--- START Material provided ---
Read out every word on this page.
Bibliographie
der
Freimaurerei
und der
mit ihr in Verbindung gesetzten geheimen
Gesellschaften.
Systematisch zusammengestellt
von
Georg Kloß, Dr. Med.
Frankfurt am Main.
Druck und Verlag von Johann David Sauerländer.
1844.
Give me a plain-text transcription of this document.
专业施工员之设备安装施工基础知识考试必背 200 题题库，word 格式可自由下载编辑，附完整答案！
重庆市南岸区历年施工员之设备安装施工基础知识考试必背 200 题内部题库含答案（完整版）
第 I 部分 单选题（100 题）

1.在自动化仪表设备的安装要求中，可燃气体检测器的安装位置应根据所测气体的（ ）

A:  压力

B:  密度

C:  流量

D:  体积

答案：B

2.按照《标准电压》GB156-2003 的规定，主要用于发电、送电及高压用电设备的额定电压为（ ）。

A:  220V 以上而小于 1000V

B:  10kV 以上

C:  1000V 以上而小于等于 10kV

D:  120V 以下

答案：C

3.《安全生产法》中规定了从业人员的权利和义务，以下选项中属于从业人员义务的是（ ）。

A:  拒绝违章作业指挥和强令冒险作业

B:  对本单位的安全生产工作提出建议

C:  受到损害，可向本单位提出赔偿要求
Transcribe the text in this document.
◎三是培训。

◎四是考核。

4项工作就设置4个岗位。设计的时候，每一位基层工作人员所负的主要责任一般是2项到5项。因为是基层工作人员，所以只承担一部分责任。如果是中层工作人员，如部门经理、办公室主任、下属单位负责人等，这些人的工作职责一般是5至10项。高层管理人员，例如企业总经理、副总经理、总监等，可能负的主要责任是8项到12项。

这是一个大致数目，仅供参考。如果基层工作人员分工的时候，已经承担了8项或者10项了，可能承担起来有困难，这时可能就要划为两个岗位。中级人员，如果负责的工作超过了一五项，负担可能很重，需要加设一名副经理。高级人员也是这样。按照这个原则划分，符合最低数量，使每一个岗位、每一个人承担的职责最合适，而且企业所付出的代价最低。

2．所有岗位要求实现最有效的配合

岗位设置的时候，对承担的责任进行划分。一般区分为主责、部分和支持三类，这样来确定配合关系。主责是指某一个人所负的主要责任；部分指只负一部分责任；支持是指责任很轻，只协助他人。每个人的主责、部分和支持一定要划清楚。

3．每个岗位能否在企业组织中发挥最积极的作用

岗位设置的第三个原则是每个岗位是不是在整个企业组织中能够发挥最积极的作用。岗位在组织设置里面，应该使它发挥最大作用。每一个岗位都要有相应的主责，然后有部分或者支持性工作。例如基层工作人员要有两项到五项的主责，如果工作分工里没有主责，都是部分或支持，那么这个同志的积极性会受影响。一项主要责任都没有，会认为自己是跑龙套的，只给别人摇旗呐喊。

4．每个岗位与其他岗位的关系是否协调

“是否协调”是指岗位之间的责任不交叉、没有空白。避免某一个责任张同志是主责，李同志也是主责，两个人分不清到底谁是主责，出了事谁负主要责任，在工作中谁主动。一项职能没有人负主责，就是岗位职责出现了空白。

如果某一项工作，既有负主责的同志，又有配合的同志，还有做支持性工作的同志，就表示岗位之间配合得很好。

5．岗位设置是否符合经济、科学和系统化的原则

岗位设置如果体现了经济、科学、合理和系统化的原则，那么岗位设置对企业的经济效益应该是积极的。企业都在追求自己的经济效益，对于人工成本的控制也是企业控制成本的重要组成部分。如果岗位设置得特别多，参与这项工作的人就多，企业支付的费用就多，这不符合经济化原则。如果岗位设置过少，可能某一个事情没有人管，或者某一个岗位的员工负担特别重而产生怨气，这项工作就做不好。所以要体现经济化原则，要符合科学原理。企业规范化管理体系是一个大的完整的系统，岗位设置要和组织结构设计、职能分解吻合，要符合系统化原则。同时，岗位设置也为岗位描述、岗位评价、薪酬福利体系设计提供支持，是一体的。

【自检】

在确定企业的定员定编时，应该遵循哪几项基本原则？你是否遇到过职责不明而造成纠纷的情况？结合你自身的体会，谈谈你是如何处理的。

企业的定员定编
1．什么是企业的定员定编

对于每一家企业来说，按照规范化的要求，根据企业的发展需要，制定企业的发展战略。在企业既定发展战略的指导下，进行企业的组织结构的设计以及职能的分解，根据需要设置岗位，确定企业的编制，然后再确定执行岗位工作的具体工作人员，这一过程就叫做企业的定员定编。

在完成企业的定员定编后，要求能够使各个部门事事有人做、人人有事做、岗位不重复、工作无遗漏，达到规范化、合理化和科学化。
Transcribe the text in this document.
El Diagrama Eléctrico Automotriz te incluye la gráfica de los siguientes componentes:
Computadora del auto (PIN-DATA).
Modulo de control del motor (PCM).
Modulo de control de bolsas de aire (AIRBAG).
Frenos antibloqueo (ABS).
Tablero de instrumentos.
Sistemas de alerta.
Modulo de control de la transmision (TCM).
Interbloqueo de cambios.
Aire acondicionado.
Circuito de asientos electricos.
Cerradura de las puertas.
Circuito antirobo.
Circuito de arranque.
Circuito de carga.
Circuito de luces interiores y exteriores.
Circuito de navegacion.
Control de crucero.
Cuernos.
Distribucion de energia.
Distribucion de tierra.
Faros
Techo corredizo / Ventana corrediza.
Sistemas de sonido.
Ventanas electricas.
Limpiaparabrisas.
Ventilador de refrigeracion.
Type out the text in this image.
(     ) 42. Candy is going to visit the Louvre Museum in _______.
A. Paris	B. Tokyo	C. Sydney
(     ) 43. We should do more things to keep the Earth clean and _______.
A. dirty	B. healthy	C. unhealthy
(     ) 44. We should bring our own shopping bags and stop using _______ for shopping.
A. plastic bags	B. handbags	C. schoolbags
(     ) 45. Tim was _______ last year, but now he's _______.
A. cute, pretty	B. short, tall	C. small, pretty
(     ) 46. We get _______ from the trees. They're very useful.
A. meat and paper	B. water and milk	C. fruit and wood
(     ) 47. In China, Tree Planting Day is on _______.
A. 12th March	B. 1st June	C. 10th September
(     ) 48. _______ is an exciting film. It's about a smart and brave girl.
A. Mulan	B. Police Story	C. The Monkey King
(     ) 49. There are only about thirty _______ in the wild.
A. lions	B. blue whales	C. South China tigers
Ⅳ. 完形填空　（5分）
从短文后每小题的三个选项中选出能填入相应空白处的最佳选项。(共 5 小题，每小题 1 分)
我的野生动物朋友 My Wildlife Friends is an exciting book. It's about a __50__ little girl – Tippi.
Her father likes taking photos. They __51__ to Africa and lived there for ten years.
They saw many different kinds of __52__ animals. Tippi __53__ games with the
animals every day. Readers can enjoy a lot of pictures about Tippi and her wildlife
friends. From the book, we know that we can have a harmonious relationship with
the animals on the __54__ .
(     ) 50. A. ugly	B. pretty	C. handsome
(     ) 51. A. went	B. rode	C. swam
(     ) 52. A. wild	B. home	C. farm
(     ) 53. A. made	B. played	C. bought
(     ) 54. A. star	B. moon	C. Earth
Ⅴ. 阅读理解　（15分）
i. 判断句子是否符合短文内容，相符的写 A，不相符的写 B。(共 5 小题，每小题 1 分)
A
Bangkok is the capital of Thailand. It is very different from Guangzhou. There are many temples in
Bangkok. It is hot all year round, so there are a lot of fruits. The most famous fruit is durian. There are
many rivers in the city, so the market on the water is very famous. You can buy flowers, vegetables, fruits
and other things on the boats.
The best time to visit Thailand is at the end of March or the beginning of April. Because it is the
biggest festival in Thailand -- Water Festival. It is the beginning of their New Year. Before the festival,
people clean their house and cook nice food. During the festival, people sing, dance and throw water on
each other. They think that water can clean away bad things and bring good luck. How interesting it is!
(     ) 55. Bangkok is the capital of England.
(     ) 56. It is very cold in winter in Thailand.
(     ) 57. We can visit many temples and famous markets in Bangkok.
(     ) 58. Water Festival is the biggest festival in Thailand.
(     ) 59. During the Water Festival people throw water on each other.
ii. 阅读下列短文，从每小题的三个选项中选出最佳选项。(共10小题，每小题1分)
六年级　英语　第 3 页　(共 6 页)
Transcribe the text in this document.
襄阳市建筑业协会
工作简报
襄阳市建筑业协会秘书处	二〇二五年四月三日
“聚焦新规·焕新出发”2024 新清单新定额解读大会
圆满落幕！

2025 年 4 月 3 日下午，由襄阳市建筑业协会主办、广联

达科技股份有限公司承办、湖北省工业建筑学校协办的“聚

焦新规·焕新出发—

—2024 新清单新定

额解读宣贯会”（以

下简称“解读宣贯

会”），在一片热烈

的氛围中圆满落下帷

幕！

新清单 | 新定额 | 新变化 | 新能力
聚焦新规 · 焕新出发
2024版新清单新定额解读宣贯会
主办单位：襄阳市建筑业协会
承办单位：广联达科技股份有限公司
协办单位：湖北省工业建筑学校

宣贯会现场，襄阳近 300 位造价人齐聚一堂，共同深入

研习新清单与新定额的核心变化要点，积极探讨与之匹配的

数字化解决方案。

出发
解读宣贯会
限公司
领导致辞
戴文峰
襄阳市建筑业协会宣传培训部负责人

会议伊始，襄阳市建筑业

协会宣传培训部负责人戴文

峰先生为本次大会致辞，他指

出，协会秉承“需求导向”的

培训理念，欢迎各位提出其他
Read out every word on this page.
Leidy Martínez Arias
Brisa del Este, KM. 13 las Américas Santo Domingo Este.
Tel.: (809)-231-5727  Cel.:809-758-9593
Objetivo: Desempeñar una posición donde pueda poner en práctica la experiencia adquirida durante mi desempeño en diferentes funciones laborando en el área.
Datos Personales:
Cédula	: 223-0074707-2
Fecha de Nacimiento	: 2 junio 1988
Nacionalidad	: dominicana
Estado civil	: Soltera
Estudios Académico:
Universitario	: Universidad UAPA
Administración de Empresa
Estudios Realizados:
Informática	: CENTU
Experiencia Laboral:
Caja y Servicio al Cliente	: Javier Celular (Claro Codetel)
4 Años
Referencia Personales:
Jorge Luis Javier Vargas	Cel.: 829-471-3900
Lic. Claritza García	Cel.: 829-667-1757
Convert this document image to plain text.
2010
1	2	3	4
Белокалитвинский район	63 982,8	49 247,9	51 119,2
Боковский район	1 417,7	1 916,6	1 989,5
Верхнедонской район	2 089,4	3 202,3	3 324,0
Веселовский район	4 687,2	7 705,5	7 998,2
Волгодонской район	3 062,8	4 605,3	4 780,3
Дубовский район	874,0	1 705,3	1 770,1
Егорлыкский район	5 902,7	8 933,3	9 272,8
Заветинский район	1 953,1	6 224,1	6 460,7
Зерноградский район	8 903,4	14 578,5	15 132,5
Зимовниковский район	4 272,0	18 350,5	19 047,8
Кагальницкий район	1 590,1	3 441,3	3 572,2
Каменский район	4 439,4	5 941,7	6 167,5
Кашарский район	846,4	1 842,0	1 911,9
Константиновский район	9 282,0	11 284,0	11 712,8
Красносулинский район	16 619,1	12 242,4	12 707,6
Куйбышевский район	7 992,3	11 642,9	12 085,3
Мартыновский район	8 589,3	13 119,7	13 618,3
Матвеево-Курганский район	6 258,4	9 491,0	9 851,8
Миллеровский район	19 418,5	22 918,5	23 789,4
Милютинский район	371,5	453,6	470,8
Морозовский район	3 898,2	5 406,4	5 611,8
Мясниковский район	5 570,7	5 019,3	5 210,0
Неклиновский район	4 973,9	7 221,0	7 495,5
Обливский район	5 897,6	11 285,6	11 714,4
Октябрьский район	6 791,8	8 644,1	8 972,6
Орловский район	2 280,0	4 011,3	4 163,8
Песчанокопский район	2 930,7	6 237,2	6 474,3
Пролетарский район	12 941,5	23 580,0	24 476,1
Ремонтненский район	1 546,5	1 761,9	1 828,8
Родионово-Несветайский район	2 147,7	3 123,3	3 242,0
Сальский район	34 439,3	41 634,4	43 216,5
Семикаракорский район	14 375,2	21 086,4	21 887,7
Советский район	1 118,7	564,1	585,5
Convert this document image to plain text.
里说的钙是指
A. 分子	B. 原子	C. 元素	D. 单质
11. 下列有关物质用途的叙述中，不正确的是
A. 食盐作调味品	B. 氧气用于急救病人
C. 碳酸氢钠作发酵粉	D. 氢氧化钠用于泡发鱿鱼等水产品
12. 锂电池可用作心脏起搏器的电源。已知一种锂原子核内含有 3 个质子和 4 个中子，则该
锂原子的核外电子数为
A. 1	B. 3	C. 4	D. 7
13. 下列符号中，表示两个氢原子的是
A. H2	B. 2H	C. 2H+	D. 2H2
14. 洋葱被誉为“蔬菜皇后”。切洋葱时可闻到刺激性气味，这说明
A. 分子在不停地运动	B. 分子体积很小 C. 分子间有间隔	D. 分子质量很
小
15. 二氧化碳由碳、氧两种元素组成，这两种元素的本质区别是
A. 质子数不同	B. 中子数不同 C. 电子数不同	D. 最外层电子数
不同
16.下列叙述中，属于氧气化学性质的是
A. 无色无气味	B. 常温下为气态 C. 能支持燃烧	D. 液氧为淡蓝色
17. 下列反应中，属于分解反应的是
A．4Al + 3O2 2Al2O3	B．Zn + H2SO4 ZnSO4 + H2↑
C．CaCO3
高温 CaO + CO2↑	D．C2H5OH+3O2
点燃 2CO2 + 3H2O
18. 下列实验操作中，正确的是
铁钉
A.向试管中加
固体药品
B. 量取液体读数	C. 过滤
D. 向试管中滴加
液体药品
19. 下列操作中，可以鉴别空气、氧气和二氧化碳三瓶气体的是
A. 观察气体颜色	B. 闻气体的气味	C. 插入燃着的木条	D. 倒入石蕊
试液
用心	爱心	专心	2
--- END Material provided ---
▶ [Exercise requirements] Collect the lines that hold "throw".

▶ [Complete response]
people clean their house and cook nice food. During the festival, people sing, dance and throw water on
(     ) 59. During the Water Festival people throw water on each other.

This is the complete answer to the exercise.